━━━ Given information ━━━

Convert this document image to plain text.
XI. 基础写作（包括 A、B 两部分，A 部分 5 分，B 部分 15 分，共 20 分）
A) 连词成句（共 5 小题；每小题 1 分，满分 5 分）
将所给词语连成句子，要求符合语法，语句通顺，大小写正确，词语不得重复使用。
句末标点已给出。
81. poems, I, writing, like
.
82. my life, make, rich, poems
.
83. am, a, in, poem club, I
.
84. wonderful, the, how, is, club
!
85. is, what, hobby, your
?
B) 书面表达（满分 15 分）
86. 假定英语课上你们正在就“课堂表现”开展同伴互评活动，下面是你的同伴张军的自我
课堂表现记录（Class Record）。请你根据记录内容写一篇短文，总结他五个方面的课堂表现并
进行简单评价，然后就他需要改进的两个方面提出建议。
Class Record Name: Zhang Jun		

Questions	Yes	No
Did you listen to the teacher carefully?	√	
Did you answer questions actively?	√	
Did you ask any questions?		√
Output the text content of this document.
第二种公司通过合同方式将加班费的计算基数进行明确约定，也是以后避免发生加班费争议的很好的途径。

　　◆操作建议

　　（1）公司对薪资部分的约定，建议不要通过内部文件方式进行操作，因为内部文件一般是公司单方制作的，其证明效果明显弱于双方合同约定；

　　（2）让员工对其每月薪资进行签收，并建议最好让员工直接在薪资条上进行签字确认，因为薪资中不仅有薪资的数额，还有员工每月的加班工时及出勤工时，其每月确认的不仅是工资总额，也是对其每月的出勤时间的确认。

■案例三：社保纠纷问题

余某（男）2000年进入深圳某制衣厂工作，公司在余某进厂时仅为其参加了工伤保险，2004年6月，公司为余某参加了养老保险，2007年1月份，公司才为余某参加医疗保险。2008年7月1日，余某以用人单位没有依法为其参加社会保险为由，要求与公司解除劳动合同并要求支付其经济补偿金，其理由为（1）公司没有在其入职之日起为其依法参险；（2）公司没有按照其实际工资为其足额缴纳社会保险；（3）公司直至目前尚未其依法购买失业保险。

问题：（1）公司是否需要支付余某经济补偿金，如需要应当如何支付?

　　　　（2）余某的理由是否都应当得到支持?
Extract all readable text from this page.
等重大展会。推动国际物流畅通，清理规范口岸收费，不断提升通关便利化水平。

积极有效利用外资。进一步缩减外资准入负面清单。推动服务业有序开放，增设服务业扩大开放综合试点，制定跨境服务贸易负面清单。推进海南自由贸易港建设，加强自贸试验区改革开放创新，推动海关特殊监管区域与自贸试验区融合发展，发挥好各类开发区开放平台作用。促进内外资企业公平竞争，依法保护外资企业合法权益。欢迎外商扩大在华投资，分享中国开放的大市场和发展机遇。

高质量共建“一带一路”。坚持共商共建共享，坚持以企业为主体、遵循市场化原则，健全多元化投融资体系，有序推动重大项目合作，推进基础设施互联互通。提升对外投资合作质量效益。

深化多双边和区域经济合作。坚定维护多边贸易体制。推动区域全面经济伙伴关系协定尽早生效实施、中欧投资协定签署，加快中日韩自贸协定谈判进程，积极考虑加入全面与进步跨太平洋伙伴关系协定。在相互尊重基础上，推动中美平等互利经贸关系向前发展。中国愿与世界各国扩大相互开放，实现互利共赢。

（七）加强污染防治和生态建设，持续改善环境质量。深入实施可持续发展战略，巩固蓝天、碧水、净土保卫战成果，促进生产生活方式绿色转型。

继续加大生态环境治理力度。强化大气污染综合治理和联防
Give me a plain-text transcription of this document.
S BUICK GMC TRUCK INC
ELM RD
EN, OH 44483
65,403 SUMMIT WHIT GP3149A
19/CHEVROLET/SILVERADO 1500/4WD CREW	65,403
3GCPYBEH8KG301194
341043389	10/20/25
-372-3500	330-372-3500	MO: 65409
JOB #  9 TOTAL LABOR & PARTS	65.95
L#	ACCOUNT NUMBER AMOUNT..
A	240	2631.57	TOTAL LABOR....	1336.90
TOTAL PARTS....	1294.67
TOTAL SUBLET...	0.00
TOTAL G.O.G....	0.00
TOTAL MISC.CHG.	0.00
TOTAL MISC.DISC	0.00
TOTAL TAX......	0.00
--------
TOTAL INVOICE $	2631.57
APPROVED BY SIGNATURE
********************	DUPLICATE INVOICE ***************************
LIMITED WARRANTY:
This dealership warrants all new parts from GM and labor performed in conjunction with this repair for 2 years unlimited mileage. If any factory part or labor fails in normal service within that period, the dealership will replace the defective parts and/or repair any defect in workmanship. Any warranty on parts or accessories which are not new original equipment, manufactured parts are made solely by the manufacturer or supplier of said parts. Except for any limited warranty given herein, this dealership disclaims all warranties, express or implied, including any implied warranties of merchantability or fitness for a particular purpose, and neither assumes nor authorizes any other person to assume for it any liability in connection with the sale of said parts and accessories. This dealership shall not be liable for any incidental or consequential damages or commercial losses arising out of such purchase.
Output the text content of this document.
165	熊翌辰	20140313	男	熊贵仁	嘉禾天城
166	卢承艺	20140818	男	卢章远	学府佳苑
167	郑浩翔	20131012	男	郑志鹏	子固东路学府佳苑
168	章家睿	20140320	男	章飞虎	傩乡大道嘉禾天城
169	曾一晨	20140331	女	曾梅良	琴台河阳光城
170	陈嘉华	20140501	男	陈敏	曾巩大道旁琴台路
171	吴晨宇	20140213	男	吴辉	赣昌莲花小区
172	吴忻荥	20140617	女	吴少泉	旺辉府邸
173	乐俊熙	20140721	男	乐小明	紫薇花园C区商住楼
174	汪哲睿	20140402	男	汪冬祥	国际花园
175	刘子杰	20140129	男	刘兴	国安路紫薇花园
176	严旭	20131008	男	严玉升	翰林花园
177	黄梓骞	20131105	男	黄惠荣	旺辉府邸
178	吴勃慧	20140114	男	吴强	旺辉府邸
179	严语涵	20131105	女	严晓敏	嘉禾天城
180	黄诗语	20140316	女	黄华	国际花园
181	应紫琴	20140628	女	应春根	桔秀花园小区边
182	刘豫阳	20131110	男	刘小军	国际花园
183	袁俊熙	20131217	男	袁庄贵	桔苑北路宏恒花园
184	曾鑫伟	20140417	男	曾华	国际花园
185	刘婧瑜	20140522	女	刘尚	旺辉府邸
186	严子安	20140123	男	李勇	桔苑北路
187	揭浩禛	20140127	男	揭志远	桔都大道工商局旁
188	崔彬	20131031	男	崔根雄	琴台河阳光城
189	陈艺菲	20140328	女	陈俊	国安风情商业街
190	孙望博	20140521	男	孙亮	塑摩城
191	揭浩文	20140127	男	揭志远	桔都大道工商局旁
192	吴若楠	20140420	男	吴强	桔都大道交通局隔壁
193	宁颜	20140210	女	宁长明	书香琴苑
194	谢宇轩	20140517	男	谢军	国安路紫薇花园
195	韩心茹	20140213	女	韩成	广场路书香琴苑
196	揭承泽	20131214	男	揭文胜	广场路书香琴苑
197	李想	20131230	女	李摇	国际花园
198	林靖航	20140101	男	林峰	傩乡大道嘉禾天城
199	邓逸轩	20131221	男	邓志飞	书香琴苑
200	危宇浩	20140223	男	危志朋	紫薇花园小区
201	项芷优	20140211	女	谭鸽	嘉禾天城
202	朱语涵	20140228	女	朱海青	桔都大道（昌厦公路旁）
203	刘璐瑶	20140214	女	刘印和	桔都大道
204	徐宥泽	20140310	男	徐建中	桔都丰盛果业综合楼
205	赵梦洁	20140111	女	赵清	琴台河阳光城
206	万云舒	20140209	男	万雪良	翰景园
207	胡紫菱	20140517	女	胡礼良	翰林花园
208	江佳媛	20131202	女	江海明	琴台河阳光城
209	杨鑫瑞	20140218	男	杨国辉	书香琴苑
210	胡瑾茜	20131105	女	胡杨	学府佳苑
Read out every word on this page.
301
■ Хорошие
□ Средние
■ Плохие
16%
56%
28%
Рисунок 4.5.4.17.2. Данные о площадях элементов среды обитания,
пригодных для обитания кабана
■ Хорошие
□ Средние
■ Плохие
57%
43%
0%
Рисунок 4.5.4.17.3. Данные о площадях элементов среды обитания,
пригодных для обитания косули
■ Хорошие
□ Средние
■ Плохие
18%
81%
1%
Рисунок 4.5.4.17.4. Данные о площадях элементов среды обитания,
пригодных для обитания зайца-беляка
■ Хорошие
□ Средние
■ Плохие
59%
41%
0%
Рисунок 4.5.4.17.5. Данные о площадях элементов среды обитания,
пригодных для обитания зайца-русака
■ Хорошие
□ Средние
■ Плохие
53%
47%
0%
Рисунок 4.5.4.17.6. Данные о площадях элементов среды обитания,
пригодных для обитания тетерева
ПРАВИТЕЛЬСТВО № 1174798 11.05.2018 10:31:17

━━━

• Task to carry out: Give again, word for word, every line from the one holding "Read out every word on this page." to the end of the data.

• Reply to the exercise:
Read out every word on this page.
301
■ Хорошие
□ Средние
■ Плохие
16%
56%
28%
Рисунок 4.5.4.17.2. Данные о площадях элементов среды обитания,
пригодных для обитания кабана
■ Хорошие
□ Средние
■ Плохие
57%
43%
0%
Рисунок 4.5.4.17.3. Данные о площадях элементов среды обитания,
пригодных для обитания косули
■ Хорошие
□ Средние
■ Плохие
18%
81%
1%
Рисунок 4.5.4.17.4. Данные о площадях элементов среды обитания,
пригодных для обитания зайца-беляка
■ Хорошие
□ Средние
■ Плохие
59%
41%
0%
Рисунок 4.5.4.17.5. Данные о площадях элементов среды обитания,
пригодных для обитания зайца-русака
■ Хорошие
□ Средние
■ Плохие
53%
47%
0%
Рисунок 4.5.4.17.6. Данные о площадях элементов среды обитания,
пригодных для обитания тетерева
ПРАВИТЕЛЬСТВО № 1174798 11.05.2018 10:31:17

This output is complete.